- _PROMPT_
Your task is to repeat the entries word for word while leaving out the pictures.

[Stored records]
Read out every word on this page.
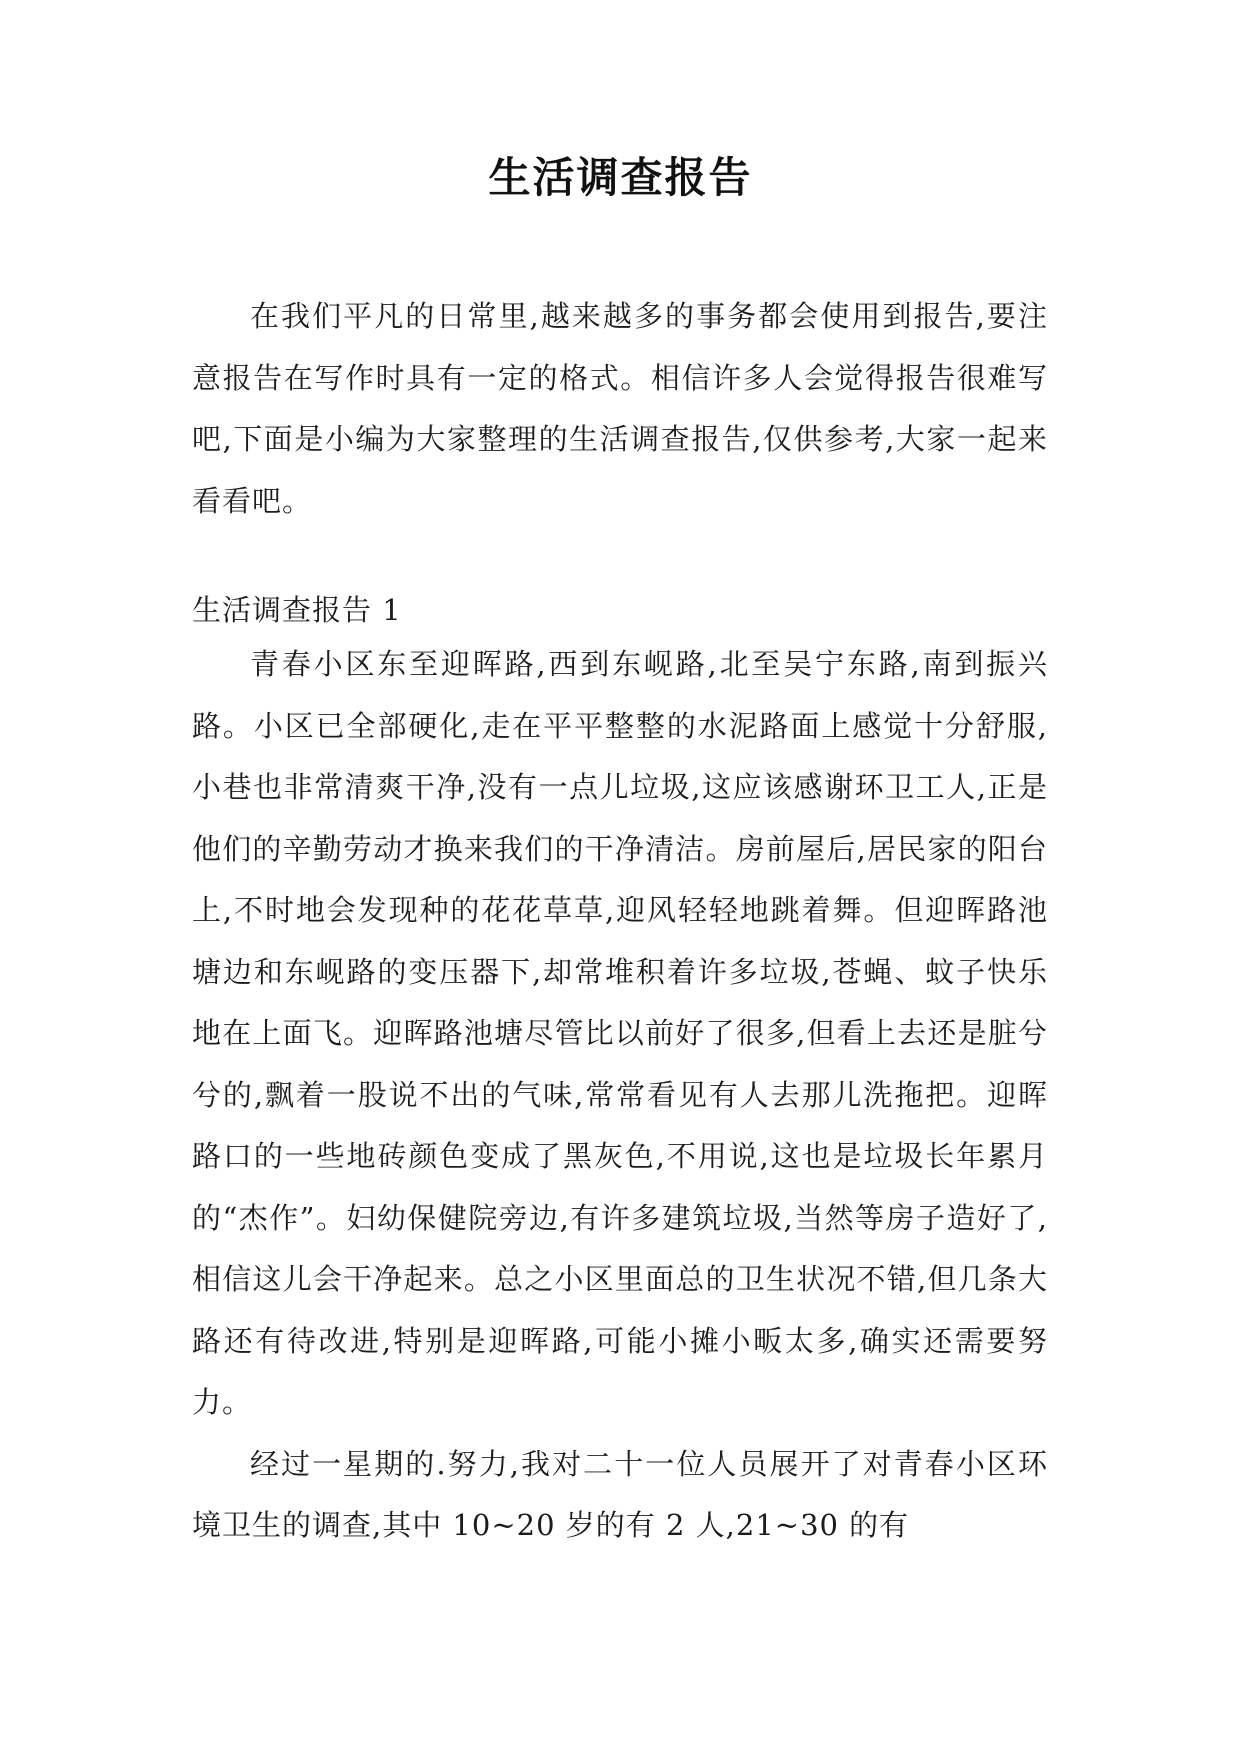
生活调查报告

在我们平凡的日常里,越来越多的事务都会使用到报告,要注意报告在写作时具有一定的格式。相信许多人会觉得报告很难写吧,下面是小编为大家整理的生活调查报告,仅供参考,大家一起来看看吧。

生活调查报告 1

青春小区东至迎晖路,西到东岘路,北至吴宁东路,南到振兴路。小区已全部硬化,走在平平整整的水泥路面上感觉十分舒服,小巷也非常清爽干净,没有一点儿垃圾,这应该感谢环卫工人,正是他们的辛勤劳动才换来我们的干净清洁。房前屋后,居民家的阳台上,不时地会发现种的花花草草,迎风轻轻地跳着舞。但迎晖路池塘边和东岘路的变压器下,却常堆积着许多垃圾,苍蝇、蚊子快乐地在上面飞。迎晖路池塘尽管比以前好了很多,但看上去还是脏兮兮的,飘着一股说不出的气味,常常看见有人去那儿洗拖把。迎晖路口的一些地砖颜色变成了黑灰色,不用说,这也是垃圾长年累月的“杰作”。妇幼保健院旁边,有许多建筑垃圾,当然等房子造好了,相信这儿会干净起来。总之小区里面总的卫生状况不错,但几条大路还有待改进,特别是迎晖路,可能小摊小畈太多,确实还需要努力。

经过一星期的.努力,我对二十一位人员展开了对青春小区环境卫生的调查,其中 10~20 岁的有 2 人,21~30 的有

- _RESPONSE FOR THIS EXERCISE_
Read out every word on this page.
生活调查报告

在我们平凡的日常里,越来越多的事务都会使用到报告,要注意报告在写作时具有一定的格式。相信许多人会觉得报告很难写吧,下面是小编为大家整理的生活调查报告,仅供参考,大家一起来看看吧。

生活调查报告 1

青春小区东至迎晖路,西到东岘路,北至吴宁东路,南到振兴路。小区已全部硬化,走在平平整整的水泥路面上感觉十分舒服,小巷也非常清爽干净,没有一点儿垃圾,这应该感谢环卫工人,正是他们的辛勤劳动才换来我们的干净清洁。房前屋后,居民家的阳台上,不时地会发现种的花花草草,迎风轻轻地跳着舞。但迎晖路池塘边和东岘路的变压器下,却常堆积着许多垃圾,苍蝇、蚊子快乐地在上面飞。迎晖路池塘尽管比以前好了很多,但看上去还是脏兮兮的,飘着一股说不出的气味,常常看见有人去那儿洗拖把。迎晖路口的一些地砖颜色变成了黑灰色,不用说,这也是垃圾长年累月的“杰作”。妇幼保健院旁边,有许多建筑垃圾,当然等房子造好了,相信这儿会干净起来。总之小区里面总的卫生状况不错,但几条大路还有待改进,特别是迎晖路,可能小摊小畈太多,确实还需要努力。

经过一星期的.努力,我对二十一位人员展开了对青春小区环境卫生的调查,其中 10~20 岁的有 2 人,21~30 的有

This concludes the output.